"""

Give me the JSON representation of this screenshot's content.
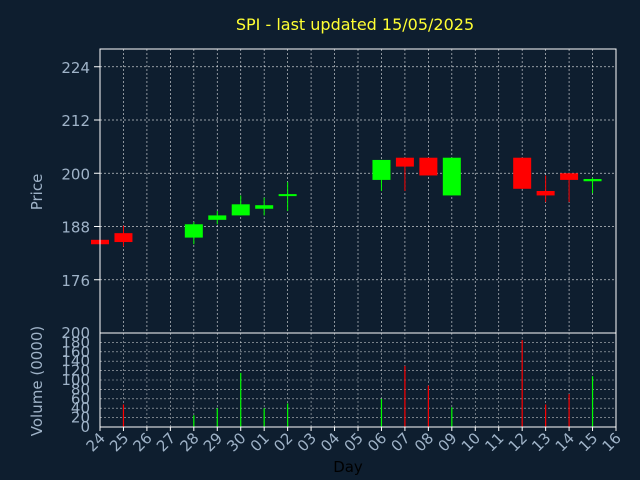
{
  "title": "SPI - last updated 15/05/2025",
  "colors": {
    "background": "#0e1e2f",
    "title": "#ffff33",
    "axis_text": "#9fb3c8",
    "frame": "#ffffff",
    "grid": "#ffffff",
    "up": "#00ff00",
    "down": "#ff0000"
  },
  "chart_data": [
    {
      "type": "candlestick",
      "ylabel": "Price",
      "ylim": [
        164,
        228
      ],
      "yticks": [
        176,
        188,
        200,
        212,
        224
      ],
      "grid": true,
      "x": [
        "24",
        "25",
        "26",
        "27",
        "28",
        "29",
        "30",
        "01",
        "02",
        "03",
        "04",
        "05",
        "06",
        "07",
        "08",
        "09",
        "10",
        "11",
        "12",
        "13",
        "14",
        "15",
        "16"
      ],
      "candles": [
        {
          "day": "24",
          "open": 185.0,
          "close": 184.0,
          "high": 185.0,
          "low": 184.0
        },
        {
          "day": "25",
          "open": 186.5,
          "close": 184.5,
          "high": 188.2,
          "low": 183.5
        },
        {
          "day": "28",
          "open": 185.5,
          "close": 188.5,
          "high": 189.0,
          "low": 184.0
        },
        {
          "day": "29",
          "open": 189.5,
          "close": 190.5,
          "high": 191.5,
          "low": 188.5
        },
        {
          "day": "30",
          "open": 190.5,
          "close": 193.0,
          "high": 195.0,
          "low": 190.5
        },
        {
          "day": "01",
          "open": 192.0,
          "close": 192.8,
          "high": 194.5,
          "low": 190.5
        },
        {
          "day": "02",
          "open": 195.0,
          "close": 195.3,
          "high": 198.0,
          "low": 191.5
        },
        {
          "day": "06",
          "open": 198.5,
          "close": 203.0,
          "high": 203.0,
          "low": 196.0
        },
        {
          "day": "07",
          "open": 203.5,
          "close": 201.5,
          "high": 203.5,
          "low": 196.0
        },
        {
          "day": "08",
          "open": 203.5,
          "close": 199.5,
          "high": 203.5,
          "low": 199.5
        },
        {
          "day": "09",
          "open": 195.0,
          "close": 203.5,
          "high": 203.5,
          "low": 195.0
        },
        {
          "day": "12",
          "open": 203.5,
          "close": 196.5,
          "high": 203.5,
          "low": 196.5
        },
        {
          "day": "13",
          "open": 196.0,
          "close": 195.0,
          "high": 199.5,
          "low": 193.5
        },
        {
          "day": "14",
          "open": 200.0,
          "close": 198.5,
          "high": 200.0,
          "low": 193.5
        },
        {
          "day": "15",
          "open": 198.2,
          "close": 198.7,
          "high": 199.0,
          "low": 195.5
        }
      ]
    },
    {
      "type": "bar",
      "xlabel": "Day",
      "ylabel": "Volume (0000)",
      "ylim": [
        0,
        200
      ],
      "yticks": [
        0,
        20,
        40,
        60,
        80,
        100,
        120,
        140,
        160,
        180,
        200
      ],
      "grid": true,
      "categories": [
        "24",
        "25",
        "26",
        "27",
        "28",
        "29",
        "30",
        "01",
        "02",
        "03",
        "04",
        "05",
        "06",
        "07",
        "08",
        "09",
        "10",
        "11",
        "12",
        "13",
        "14",
        "15",
        "16"
      ],
      "bars": [
        {
          "day": "25",
          "value": 48,
          "color": "down"
        },
        {
          "day": "28",
          "value": 25,
          "color": "up"
        },
        {
          "day": "29",
          "value": 40,
          "color": "up"
        },
        {
          "day": "30",
          "value": 115,
          "color": "up"
        },
        {
          "day": "01",
          "value": 40,
          "color": "up"
        },
        {
          "day": "02",
          "value": 50,
          "color": "up"
        },
        {
          "day": "06",
          "value": 60,
          "color": "up"
        },
        {
          "day": "07",
          "value": 130,
          "color": "down"
        },
        {
          "day": "08",
          "value": 88,
          "color": "down"
        },
        {
          "day": "09",
          "value": 42,
          "color": "up"
        },
        {
          "day": "12",
          "value": 185,
          "color": "down"
        },
        {
          "day": "13",
          "value": 48,
          "color": "down"
        },
        {
          "day": "14",
          "value": 70,
          "color": "down"
        },
        {
          "day": "15",
          "value": 108,
          "color": "up"
        }
      ]
    }
  ]
}
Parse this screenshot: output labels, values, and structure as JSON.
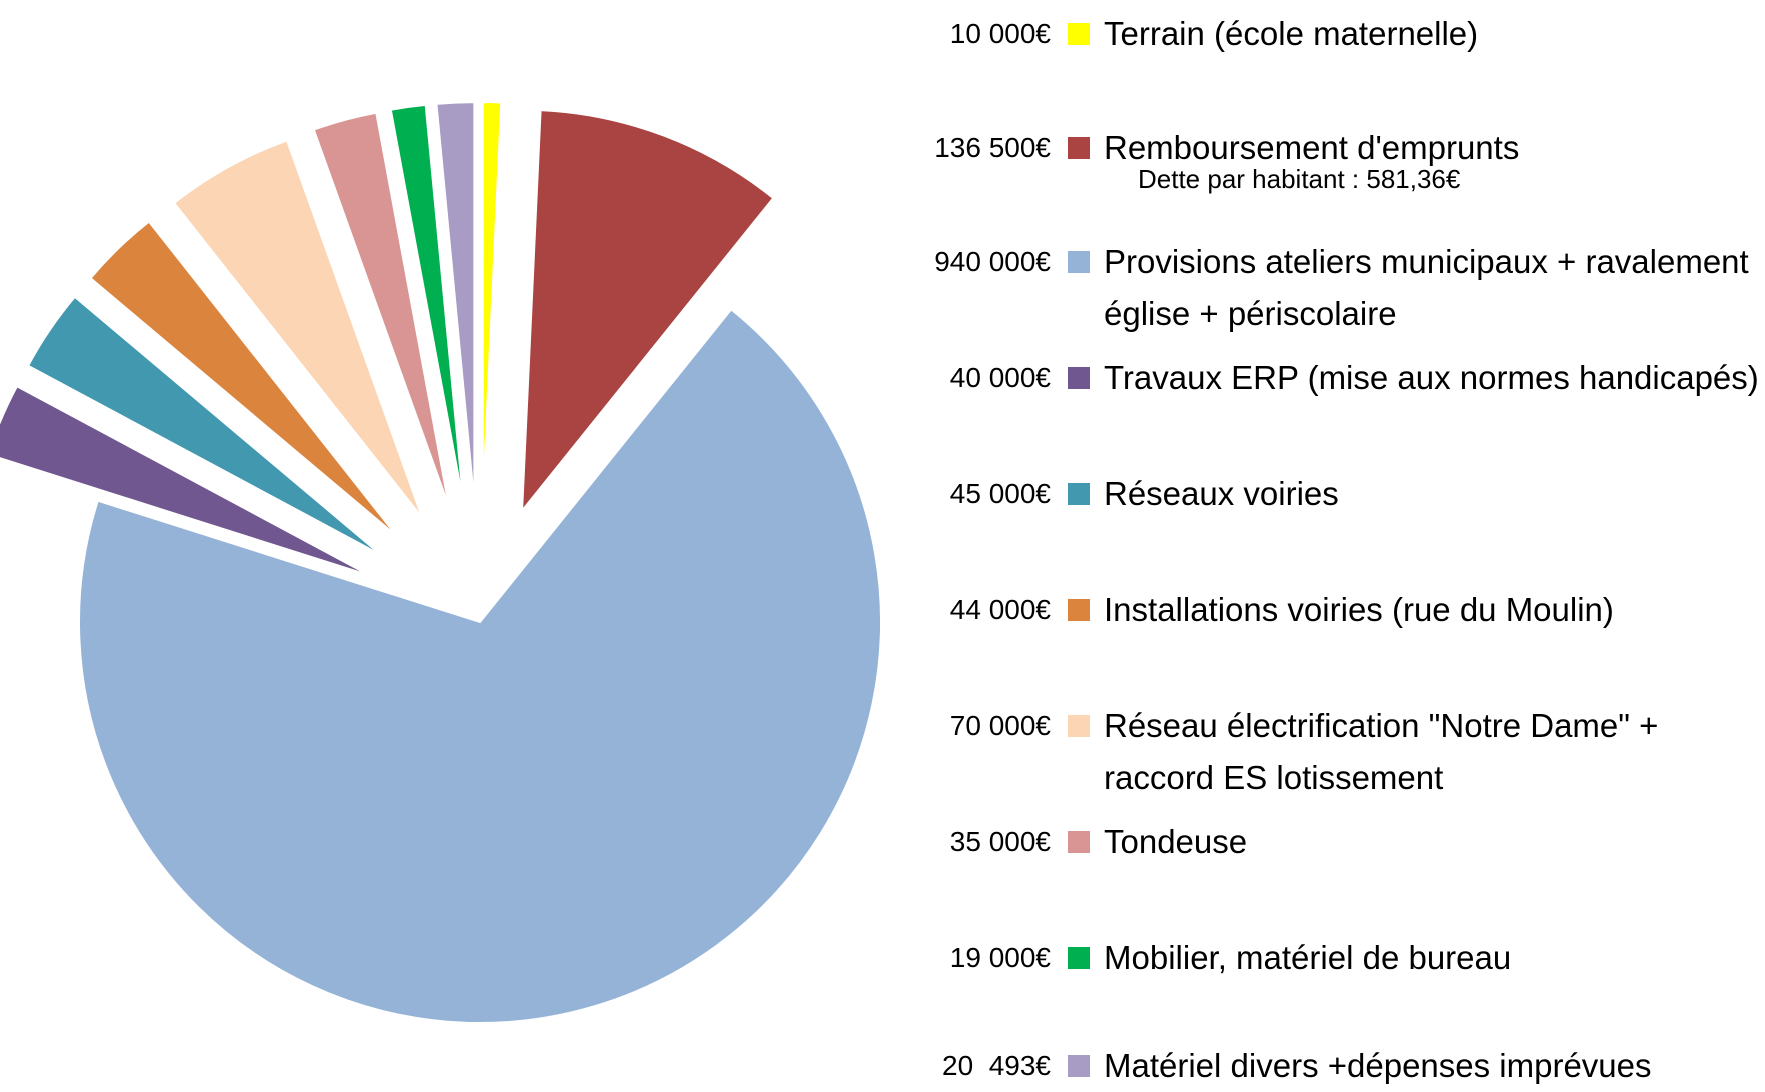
{
  "chart_data": {
    "type": "pie",
    "categories": [
      "Terrain (école maternelle)",
      "Remboursement d'emprunts",
      "Provisions ateliers municipaux + ravalement église + périscolaire",
      "Travaux ERP (mise aux normes handicapés)",
      "Réseaux voiries",
      "Installations voiries (rue du Moulin)",
      "Réseau électrification \"Notre Dame\" + raccord ES lotissement",
      "Tondeuse",
      "Mobilier, matériel de bureau",
      "Matériel divers +dépenses imprévues"
    ],
    "values": [
      10000,
      136500,
      940000,
      40000,
      45000,
      44000,
      70000,
      35000,
      19000,
      20493
    ],
    "value_labels": [
      "10 000€",
      "136 500€",
      "940 000€",
      "40 000€",
      "45 000€",
      "44 000€",
      "70 000€",
      "35 000€",
      "19 000€",
      "20  493€"
    ],
    "colors": [
      "#ffff00",
      "#a94442",
      "#95b3d7",
      "#71578f",
      "#4198af",
      "#db843d",
      "#fcd5b5",
      "#d99594",
      "#00b050",
      "#a89bc4"
    ],
    "annotation": "Dette par habitant : 581,36€",
    "legend": "right"
  }
}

"""

State how many lines in the records above contain the word "values", and give only that number.

2